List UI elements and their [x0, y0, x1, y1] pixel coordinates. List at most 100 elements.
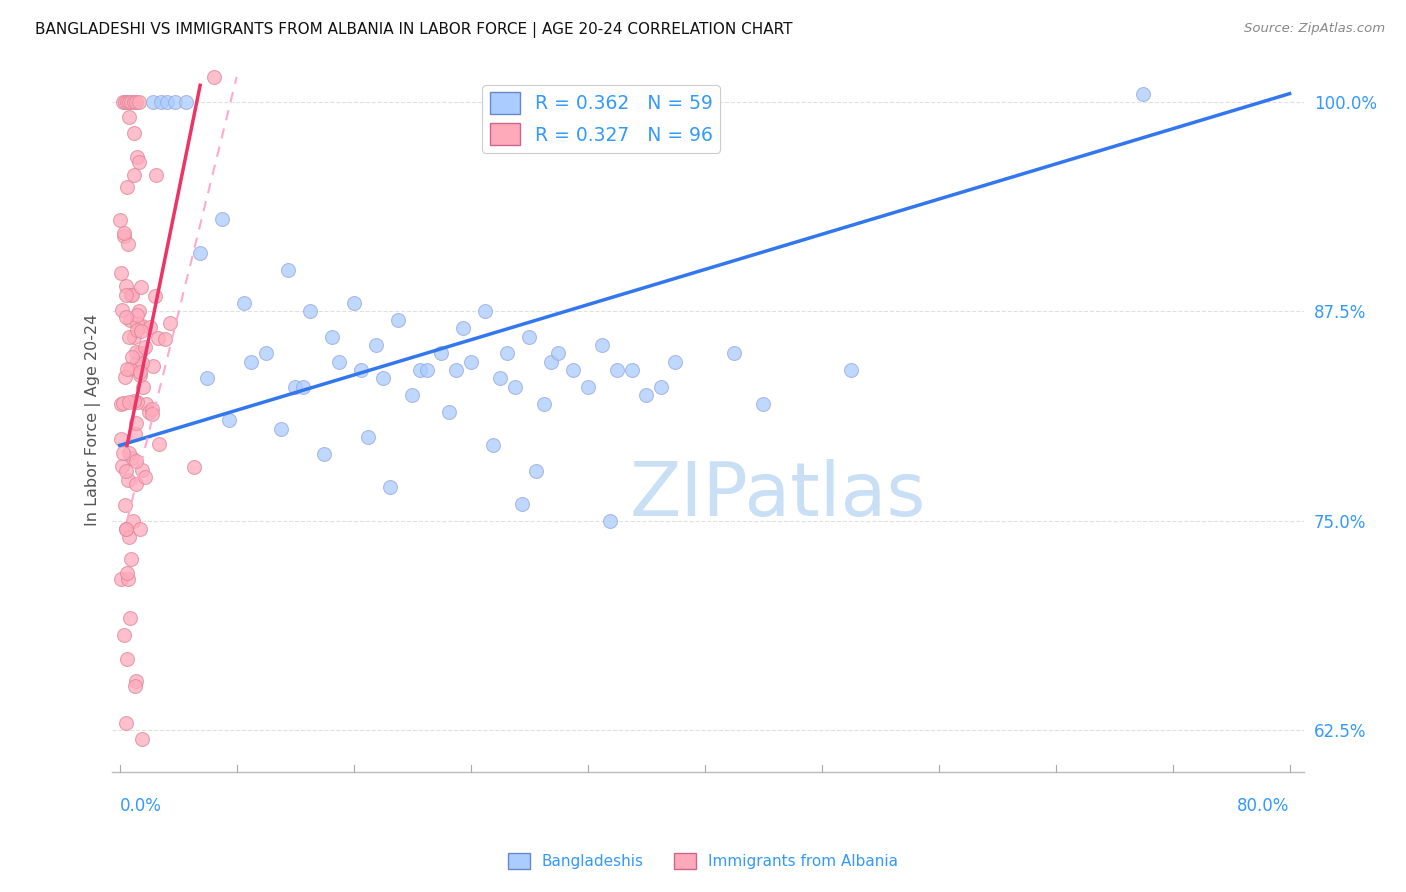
Point — [115, 180, 138, 194]
Text: Source: ZipAtlas.com: Source: ZipAtlas.com — [1244, 22, 1385, 36]
Point — [124, 453, 146, 467]
Point — [115, 95, 138, 109]
Point — [328, 354, 350, 368]
Point — [489, 371, 512, 385]
Point — [115, 715, 138, 730]
Point — [437, 405, 460, 419]
Point — [752, 396, 775, 410]
Point — [562, 363, 585, 377]
Point — [124, 427, 146, 442]
Y-axis label: In Labor Force | Age 20-24: In Labor Force | Age 20-24 — [86, 314, 101, 526]
Point — [314, 447, 336, 461]
Point — [1132, 87, 1154, 101]
Point — [453, 321, 475, 335]
Point — [127, 316, 149, 330]
Point — [122, 168, 145, 182]
Point — [114, 95, 136, 109]
Point — [134, 470, 156, 484]
Point — [526, 463, 548, 477]
Text: ZIPatlas: ZIPatlas — [630, 459, 927, 533]
Point — [416, 363, 439, 377]
Point — [131, 318, 153, 333]
Point — [118, 312, 141, 326]
Point — [146, 331, 169, 345]
Point — [129, 522, 152, 536]
Point — [211, 212, 233, 227]
Point — [122, 394, 145, 409]
Point — [599, 514, 621, 528]
Point — [474, 304, 496, 318]
Point — [839, 363, 862, 377]
Point — [115, 287, 138, 301]
Point — [270, 422, 292, 436]
Point — [364, 338, 387, 352]
Point — [135, 396, 157, 410]
Point — [284, 380, 307, 394]
Point — [148, 437, 170, 451]
Point — [117, 566, 139, 581]
Point — [145, 168, 167, 182]
Point — [218, 413, 240, 427]
Point — [114, 522, 136, 536]
Point — [127, 354, 149, 368]
Point — [496, 346, 519, 360]
Text: 0.0%: 0.0% — [120, 797, 162, 815]
Point — [650, 380, 672, 394]
Point — [401, 388, 423, 402]
Point — [120, 287, 142, 301]
Point — [110, 432, 132, 446]
Point — [188, 245, 211, 260]
Point — [481, 438, 503, 452]
Point — [149, 95, 172, 109]
Point — [118, 446, 141, 460]
Point — [576, 380, 599, 394]
Point — [128, 304, 150, 318]
Point — [142, 95, 165, 109]
Point — [112, 229, 135, 244]
Point — [131, 731, 153, 746]
Point — [124, 416, 146, 430]
Point — [636, 388, 658, 402]
Point — [111, 458, 134, 473]
Point — [110, 212, 132, 227]
Point — [120, 552, 142, 566]
Point — [121, 350, 143, 364]
Point — [121, 288, 143, 302]
Point — [122, 95, 145, 109]
Point — [120, 95, 142, 109]
Point — [503, 380, 526, 394]
Point — [343, 296, 366, 310]
Point — [115, 464, 138, 478]
Point — [125, 673, 148, 688]
Point — [115, 310, 138, 324]
Point — [121, 514, 143, 528]
Point — [517, 329, 540, 343]
Point — [117, 473, 139, 487]
Point — [165, 95, 187, 109]
Point — [110, 572, 132, 586]
Point — [139, 320, 162, 334]
Point — [202, 70, 225, 84]
Point — [112, 227, 135, 241]
Point — [606, 363, 628, 377]
Point — [141, 408, 163, 422]
Point — [114, 279, 136, 293]
Point — [127, 395, 149, 409]
Point — [321, 329, 343, 343]
Point — [159, 317, 181, 331]
Text: BANGLADESHI VS IMMIGRANTS FROM ALBANIA IN LABOR FORCE | AGE 20-24 CORRELATION CH: BANGLADESHI VS IMMIGRANTS FROM ALBANIA I… — [35, 22, 793, 38]
Point — [723, 346, 745, 360]
Point — [540, 354, 562, 368]
Point — [121, 451, 143, 466]
Point — [277, 262, 299, 277]
Point — [174, 95, 197, 109]
Point — [128, 95, 150, 109]
Point — [547, 346, 569, 360]
Point — [408, 363, 430, 377]
Point — [591, 338, 613, 352]
Point — [124, 679, 146, 693]
Point — [254, 346, 277, 360]
Point — [131, 463, 153, 477]
Point — [430, 346, 453, 360]
Point — [122, 126, 145, 140]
* * *
-- PROBLEM REQUIREMENTS --
Please print all of the lines above verbatim, leaving out the picture.

-- SOLVED PROBLEM --
List UI elements and their [x0, y0, x1, y1] pixel coordinates. List at most 100 elements.
Point — [115, 180, 138, 194]
Text: Source: ZipAtlas.com: Source: ZipAtlas.com — [1244, 22, 1385, 36]
Point — [124, 453, 146, 467]
Point — [115, 95, 138, 109]
Point — [328, 354, 350, 368]
Point — [489, 371, 512, 385]
Point — [115, 715, 138, 730]
Point — [437, 405, 460, 419]
Point — [752, 396, 775, 410]
Point — [562, 363, 585, 377]
Point — [124, 427, 146, 442]
Y-axis label: In Labor Force | Age 20-24: In Labor Force | Age 20-24 — [86, 314, 101, 526]
Point — [314, 447, 336, 461]
Point — [1132, 87, 1154, 101]
Point — [453, 321, 475, 335]
Point — [127, 316, 149, 330]
Point — [122, 168, 145, 182]
Point — [114, 95, 136, 109]
Point — [134, 470, 156, 484]
Point — [526, 463, 548, 477]
Text: ZIPatlas: ZIPatlas — [630, 459, 927, 533]
Point — [416, 363, 439, 377]
Point — [131, 318, 153, 333]
Point — [118, 312, 141, 326]
Point — [146, 331, 169, 345]
Point — [129, 522, 152, 536]
Point — [211, 212, 233, 227]
Point — [122, 394, 145, 409]
Point — [599, 514, 621, 528]
Point — [474, 304, 496, 318]
Point — [839, 363, 862, 377]
Point — [115, 287, 138, 301]
Point — [270, 422, 292, 436]
Point — [364, 338, 387, 352]
Point — [135, 396, 157, 410]
Point — [284, 380, 307, 394]
Point — [148, 437, 170, 451]
Point — [117, 566, 139, 581]
Point — [145, 168, 167, 182]
Point — [218, 413, 240, 427]
Point — [114, 522, 136, 536]
Point — [127, 354, 149, 368]
Point — [496, 346, 519, 360]
Text: 0.0%: 0.0% — [120, 797, 162, 815]
Point — [650, 380, 672, 394]
Point — [401, 388, 423, 402]
Point — [120, 287, 142, 301]
Point — [110, 432, 132, 446]
Point — [188, 245, 211, 260]
Point — [481, 438, 503, 452]
Point — [149, 95, 172, 109]
Point — [118, 446, 141, 460]
Point — [576, 380, 599, 394]
Point — [128, 304, 150, 318]
Point — [142, 95, 165, 109]
Point — [112, 229, 135, 244]
Point — [131, 731, 153, 746]
Point — [124, 416, 146, 430]
Point — [636, 388, 658, 402]
Point — [111, 458, 134, 473]
Point — [110, 212, 132, 227]
Point — [120, 552, 142, 566]
Point — [121, 350, 143, 364]
Point — [121, 288, 143, 302]
Point — [122, 95, 145, 109]
Point — [120, 95, 142, 109]
Point — [503, 380, 526, 394]
Point — [343, 296, 366, 310]
Point — [115, 464, 138, 478]
Point — [125, 673, 148, 688]
Point — [115, 310, 138, 324]
Point — [121, 514, 143, 528]
Point — [517, 329, 540, 343]
Point — [117, 473, 139, 487]
Point — [165, 95, 187, 109]
Point — [110, 572, 132, 586]
Point — [139, 320, 162, 334]
Point — [202, 70, 225, 84]
Point — [112, 227, 135, 241]
Point — [606, 363, 628, 377]
Point — [141, 408, 163, 422]
Point — [114, 279, 136, 293]
Point — [127, 395, 149, 409]
Point — [321, 329, 343, 343]
Point — [159, 317, 181, 331]
Text: BANGLADESHI VS IMMIGRANTS FROM ALBANIA IN LABOR FORCE | AGE 20-24 CORRELATION CH: BANGLADESHI VS IMMIGRANTS FROM ALBANIA I… — [35, 22, 793, 38]
Point — [723, 346, 745, 360]
Point — [540, 354, 562, 368]
Point — [121, 451, 143, 466]
Point — [277, 262, 299, 277]
Point — [174, 95, 197, 109]
Point — [128, 95, 150, 109]
Point — [547, 346, 569, 360]
Point — [408, 363, 430, 377]
Point — [591, 338, 613, 352]
Point — [124, 679, 146, 693]
Point — [254, 346, 277, 360]
Point — [131, 463, 153, 477]
Point — [430, 346, 453, 360]
Point — [122, 126, 145, 140]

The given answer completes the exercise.